### Data shown
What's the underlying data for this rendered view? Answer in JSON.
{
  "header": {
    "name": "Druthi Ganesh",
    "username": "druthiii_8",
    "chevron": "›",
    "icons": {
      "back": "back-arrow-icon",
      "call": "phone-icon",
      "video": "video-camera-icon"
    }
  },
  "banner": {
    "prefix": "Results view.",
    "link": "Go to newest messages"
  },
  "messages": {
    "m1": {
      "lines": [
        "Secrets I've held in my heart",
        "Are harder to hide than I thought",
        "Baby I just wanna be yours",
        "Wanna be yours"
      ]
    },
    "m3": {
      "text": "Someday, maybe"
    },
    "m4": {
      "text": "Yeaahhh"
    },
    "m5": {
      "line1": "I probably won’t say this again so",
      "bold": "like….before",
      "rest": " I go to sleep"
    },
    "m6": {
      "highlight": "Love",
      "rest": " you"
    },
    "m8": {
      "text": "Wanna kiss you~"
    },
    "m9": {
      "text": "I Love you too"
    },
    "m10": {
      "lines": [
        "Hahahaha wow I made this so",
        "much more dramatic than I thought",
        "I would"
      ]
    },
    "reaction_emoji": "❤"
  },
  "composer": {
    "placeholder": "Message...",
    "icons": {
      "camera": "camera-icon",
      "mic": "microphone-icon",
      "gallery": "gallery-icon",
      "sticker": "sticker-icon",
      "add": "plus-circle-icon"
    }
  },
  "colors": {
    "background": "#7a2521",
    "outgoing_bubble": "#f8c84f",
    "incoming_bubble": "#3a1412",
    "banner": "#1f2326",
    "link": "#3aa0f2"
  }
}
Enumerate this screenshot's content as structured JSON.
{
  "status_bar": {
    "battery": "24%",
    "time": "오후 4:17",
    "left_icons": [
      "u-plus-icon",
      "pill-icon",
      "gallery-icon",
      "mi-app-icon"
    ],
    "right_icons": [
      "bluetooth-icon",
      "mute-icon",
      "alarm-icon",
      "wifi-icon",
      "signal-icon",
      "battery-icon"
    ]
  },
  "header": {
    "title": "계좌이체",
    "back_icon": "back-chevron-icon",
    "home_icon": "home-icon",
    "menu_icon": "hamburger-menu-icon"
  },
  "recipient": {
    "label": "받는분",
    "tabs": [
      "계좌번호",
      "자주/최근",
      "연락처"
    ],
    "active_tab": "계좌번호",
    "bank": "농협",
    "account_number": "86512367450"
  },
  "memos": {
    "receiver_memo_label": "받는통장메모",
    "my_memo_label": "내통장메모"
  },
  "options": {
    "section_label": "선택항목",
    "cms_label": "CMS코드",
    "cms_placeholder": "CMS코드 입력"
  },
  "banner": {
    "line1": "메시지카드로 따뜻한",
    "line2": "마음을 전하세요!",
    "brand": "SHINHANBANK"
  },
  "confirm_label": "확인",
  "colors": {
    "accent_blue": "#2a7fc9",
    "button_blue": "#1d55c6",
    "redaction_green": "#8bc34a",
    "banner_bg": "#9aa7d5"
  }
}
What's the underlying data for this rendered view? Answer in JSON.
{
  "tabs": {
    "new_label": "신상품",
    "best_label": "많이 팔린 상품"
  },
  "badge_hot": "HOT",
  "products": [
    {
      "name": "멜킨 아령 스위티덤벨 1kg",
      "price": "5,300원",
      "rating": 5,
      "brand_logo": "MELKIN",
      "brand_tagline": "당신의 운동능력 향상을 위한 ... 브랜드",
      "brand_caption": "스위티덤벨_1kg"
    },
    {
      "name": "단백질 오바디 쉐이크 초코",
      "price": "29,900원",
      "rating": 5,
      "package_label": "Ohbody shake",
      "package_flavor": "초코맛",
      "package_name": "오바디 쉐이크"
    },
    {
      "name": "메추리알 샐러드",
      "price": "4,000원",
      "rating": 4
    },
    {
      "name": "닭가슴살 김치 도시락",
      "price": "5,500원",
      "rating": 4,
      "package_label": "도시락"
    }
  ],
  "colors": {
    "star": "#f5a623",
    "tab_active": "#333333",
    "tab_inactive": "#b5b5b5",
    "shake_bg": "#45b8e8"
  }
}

### Written request
Copy out all of the data exactly, leaving nothing out.

### Response to this task
What's the underlying data for this rendered view? Answer in JSON.
{
  "header": {
    "name": "Druthi Ganesh",
    "username": "druthiii_8",
    "chevron": "›",
    "icons": {
      "back": "back-arrow-icon",
      "call": "phone-icon",
      "video": "video-camera-icon"
    }
  },
  "banner": {
    "prefix": "Results view.",
    "link": "Go to newest messages"
  },
  "messages": {
    "m1": {
      "lines": [
        "Secrets I've held in my heart",
        "Are harder to hide than I thought",
        "Baby I just wanna be yours",
        "Wanna be yours"
      ]
    },
    "m3": {
      "text": "Someday, maybe"
    },
    "m4": {
      "text": "Yeaahhh"
    },
    "m5": {
      "line1": "I probably won’t say this again so",
      "bold": "like….before",
      "rest": " I go to sleep"
    },
    "m6": {
      "highlight": "Love",
      "rest": " you"
    },
    "m8": {
      "text": "Wanna kiss you~"
    },
    "m9": {
      "text": "I Love you too"
    },
    "m10": {
      "lines": [
        "Hahahaha wow I made this so",
        "much more dramatic than I thought",
        "I would"
      ]
    },
    "reaction_emoji": "❤"
  },
  "composer": {
    "placeholder": "Message...",
    "icons": {
      "camera": "camera-icon",
      "mic": "microphone-icon",
      "gallery": "gallery-icon",
      "sticker": "sticker-icon",
      "add": "plus-circle-icon"
    }
  },
  "colors": {
    "background": "#7a2521",
    "outgoing_bubble": "#f8c84f",
    "incoming_bubble": "#3a1412",
    "banner": "#1f2326",
    "link": "#3aa0f2"
  }
}
Enumerate this screenshot's content as structured JSON.
{
  "status_bar": {
    "battery": "24%",
    "time": "오후 4:17",
    "left_icons": [
      "u-plus-icon",
      "pill-icon",
      "gallery-icon",
      "mi-app-icon"
    ],
    "right_icons": [
      "bluetooth-icon",
      "mute-icon",
      "alarm-icon",
      "wifi-icon",
      "signal-icon",
      "battery-icon"
    ]
  },
  "header": {
    "title": "계좌이체",
    "back_icon": "back-chevron-icon",
    "home_icon": "home-icon",
    "menu_icon": "hamburger-menu-icon"
  },
  "recipient": {
    "label": "받는분",
    "tabs": [
      "계좌번호",
      "자주/최근",
      "연락처"
    ],
    "active_tab": "계좌번호",
    "bank": "농협",
    "account_number": "86512367450"
  },
  "memos": {
    "receiver_memo_label": "받는통장메모",
    "my_memo_label": "내통장메모"
  },
  "options": {
    "section_label": "선택항목",
    "cms_label": "CMS코드",
    "cms_placeholder": "CMS코드 입력"
  },
  "banner": {
    "line1": "메시지카드로 따뜻한",
    "line2": "마음을 전하세요!",
    "brand": "SHINHANBANK"
  },
  "confirm_label": "확인",
  "colors": {
    "accent_blue": "#2a7fc9",
    "button_blue": "#1d55c6",
    "redaction_green": "#8bc34a",
    "banner_bg": "#9aa7d5"
  }
}
What's the underlying data for this rendered view? Answer in JSON.
{
  "tabs": {
    "new_label": "신상품",
    "best_label": "많이 팔린 상품"
  },
  "badge_hot": "HOT",
  "products": [
    {
      "name": "멜킨 아령 스위티덤벨 1kg",
      "price": "5,300원",
      "rating": 5,
      "brand_logo": "MELKIN",
      "brand_tagline": "당신의 운동능력 향상을 위한 ... 브랜드",
      "brand_caption": "스위티덤벨_1kg"
    },
    {
      "name": "단백질 오바디 쉐이크 초코",
      "price": "29,900원",
      "rating": 5,
      "package_label": "Ohbody shake",
      "package_flavor": "초코맛",
      "package_name": "오바디 쉐이크"
    },
    {
      "name": "메추리알 샐러드",
      "price": "4,000원",
      "rating": 4
    },
    {
      "name": "닭가슴살 김치 도시락",
      "price": "5,500원",
      "rating": 4,
      "package_label": "도시락"
    }
  ],
  "colors": {
    "star": "#f5a623",
    "tab_active": "#333333",
    "tab_inactive": "#b5b5b5",
    "shake_bg": "#45b8e8"
  }
}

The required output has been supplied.